» REQUIREMENT
Scan the records for the string "أصول"; copy each line where it occurs.

* begin *

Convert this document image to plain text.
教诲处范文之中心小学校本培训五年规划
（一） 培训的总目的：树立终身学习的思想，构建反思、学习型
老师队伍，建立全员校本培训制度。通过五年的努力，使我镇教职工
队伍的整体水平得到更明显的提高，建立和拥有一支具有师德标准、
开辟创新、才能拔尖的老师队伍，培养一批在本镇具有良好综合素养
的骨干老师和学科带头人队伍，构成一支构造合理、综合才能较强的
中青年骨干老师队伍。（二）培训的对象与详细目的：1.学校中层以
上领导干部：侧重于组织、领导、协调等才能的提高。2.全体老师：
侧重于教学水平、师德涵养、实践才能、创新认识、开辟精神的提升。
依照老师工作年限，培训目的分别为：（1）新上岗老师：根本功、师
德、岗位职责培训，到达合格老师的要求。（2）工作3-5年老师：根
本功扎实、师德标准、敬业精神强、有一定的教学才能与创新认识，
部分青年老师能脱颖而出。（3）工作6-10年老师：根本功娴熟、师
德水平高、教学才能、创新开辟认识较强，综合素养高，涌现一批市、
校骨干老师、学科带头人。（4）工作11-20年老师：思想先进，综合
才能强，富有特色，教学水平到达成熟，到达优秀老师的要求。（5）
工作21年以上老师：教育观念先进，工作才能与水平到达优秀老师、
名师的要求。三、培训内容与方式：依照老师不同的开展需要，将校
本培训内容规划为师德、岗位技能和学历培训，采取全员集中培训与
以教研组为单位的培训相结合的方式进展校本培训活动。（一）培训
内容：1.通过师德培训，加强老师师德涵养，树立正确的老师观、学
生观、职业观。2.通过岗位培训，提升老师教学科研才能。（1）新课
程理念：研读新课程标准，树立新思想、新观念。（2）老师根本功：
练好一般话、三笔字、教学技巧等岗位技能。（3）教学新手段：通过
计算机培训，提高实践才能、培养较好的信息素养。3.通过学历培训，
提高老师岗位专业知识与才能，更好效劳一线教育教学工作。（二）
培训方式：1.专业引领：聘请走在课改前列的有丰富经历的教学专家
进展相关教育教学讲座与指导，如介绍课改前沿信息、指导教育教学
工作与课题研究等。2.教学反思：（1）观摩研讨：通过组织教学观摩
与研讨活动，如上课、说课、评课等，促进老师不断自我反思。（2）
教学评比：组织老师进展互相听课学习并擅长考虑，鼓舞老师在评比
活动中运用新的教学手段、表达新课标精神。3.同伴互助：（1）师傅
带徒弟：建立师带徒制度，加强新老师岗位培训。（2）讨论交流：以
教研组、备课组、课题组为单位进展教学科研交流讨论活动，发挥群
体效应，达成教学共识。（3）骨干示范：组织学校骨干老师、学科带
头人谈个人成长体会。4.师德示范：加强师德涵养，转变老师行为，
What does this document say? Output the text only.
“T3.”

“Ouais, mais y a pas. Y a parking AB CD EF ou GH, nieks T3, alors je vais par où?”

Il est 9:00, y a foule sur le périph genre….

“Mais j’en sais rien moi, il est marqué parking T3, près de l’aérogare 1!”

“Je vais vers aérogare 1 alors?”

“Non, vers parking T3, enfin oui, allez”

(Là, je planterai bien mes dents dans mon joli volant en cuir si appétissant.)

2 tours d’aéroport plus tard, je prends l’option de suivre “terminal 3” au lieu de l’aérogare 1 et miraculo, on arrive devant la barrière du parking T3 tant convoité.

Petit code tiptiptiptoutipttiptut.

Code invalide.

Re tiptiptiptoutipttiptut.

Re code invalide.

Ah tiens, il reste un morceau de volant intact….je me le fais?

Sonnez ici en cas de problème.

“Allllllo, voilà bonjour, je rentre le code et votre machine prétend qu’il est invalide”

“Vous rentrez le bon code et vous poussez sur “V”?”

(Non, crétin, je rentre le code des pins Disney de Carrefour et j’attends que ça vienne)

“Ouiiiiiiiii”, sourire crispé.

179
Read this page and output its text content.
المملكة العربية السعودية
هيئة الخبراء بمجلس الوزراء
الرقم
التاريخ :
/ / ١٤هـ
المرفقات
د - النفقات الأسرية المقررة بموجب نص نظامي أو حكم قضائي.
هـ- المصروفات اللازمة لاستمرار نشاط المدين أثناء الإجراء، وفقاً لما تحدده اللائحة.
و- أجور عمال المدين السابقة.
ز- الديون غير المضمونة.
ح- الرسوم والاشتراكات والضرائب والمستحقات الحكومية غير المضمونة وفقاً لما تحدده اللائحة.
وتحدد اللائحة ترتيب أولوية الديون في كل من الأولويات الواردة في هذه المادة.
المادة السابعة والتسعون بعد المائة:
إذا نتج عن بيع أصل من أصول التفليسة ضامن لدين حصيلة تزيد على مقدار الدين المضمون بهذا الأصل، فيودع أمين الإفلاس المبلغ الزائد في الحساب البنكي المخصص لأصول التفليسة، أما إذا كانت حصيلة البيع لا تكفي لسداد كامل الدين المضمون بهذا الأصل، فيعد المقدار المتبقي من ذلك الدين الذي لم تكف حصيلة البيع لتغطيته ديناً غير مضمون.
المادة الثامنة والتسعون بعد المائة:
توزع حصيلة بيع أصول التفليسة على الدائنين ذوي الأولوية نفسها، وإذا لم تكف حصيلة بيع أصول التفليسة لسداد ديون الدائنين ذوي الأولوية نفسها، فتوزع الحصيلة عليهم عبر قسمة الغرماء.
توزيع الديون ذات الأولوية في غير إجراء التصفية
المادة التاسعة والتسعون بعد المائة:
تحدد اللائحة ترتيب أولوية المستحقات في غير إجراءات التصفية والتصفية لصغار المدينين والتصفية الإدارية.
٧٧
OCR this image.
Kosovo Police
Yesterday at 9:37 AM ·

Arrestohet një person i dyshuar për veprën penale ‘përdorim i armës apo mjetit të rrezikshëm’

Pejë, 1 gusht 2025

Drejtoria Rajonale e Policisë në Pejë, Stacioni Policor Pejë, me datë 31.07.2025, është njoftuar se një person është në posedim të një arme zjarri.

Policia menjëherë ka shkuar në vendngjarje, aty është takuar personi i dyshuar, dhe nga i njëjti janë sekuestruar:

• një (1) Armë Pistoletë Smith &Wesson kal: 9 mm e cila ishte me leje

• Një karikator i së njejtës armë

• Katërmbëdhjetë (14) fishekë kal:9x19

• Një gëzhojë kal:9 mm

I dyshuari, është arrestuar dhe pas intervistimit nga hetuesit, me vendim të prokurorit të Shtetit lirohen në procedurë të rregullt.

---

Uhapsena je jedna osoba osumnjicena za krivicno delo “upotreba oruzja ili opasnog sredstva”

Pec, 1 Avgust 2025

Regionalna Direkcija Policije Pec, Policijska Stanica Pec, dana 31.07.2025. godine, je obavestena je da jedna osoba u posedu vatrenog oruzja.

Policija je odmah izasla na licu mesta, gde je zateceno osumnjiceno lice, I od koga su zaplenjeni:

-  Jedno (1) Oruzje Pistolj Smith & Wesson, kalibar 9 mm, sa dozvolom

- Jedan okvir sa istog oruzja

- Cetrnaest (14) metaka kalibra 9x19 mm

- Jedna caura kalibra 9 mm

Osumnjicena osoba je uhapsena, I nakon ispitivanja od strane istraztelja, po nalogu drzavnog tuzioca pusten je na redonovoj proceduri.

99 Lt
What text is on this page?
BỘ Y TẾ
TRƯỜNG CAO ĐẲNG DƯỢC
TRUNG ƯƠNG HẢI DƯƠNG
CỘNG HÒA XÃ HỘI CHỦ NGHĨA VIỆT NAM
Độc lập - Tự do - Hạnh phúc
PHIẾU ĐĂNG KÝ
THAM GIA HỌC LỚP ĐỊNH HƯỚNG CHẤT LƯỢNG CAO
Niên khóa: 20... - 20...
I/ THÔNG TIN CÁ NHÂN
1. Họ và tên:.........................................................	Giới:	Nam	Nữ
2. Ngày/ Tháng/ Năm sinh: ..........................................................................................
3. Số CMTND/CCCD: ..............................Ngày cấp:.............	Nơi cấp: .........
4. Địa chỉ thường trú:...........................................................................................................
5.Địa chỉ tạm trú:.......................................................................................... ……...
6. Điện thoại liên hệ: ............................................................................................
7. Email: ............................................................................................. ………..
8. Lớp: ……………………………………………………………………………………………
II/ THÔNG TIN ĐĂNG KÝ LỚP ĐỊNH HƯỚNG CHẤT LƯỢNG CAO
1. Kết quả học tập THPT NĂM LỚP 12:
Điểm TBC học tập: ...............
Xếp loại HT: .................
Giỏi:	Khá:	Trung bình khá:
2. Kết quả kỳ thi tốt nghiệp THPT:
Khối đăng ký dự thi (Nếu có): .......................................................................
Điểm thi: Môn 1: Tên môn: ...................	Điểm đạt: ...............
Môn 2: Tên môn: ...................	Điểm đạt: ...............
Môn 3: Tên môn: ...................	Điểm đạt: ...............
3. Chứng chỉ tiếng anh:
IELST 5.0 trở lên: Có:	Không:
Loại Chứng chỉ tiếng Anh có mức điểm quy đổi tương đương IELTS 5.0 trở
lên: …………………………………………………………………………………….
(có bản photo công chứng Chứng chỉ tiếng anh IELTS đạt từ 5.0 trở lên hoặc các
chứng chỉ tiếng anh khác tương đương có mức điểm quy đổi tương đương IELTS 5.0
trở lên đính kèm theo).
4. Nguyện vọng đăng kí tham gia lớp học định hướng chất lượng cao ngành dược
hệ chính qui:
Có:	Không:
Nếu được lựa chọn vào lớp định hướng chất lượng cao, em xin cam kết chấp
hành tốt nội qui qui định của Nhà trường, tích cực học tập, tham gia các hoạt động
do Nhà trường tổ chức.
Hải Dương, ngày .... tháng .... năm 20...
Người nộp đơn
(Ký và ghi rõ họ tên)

* end *

» THE SOLUTION
إذا نتج عن بيع أصل من أصول التفليسة ضامن لدين حصيلة تزيد على مقدار الدين المضمون بهذا الأصل، فيودع أمين الإفلاس المبلغ الزائد في الحساب البنكي المخصص لأصول التفليسة، أما إذا كانت حصيلة البيع لا تكفي لسداد كامل الدين المضمون بهذا الأصل، فيعد المقدار المتبقي من ذلك الدين الذي لم تكف حصيلة البيع لتغطيته ديناً غير مضمون.
توزع حصيلة بيع أصول التفليسة على الدائنين ذوي الأولوية نفسها، وإذا لم تكف حصيلة بيع أصول التفليسة لسداد ديون الدائنين ذوي الأولوية نفسها، فتوزع الحصيلة عليهم عبر قسمة الغرماء.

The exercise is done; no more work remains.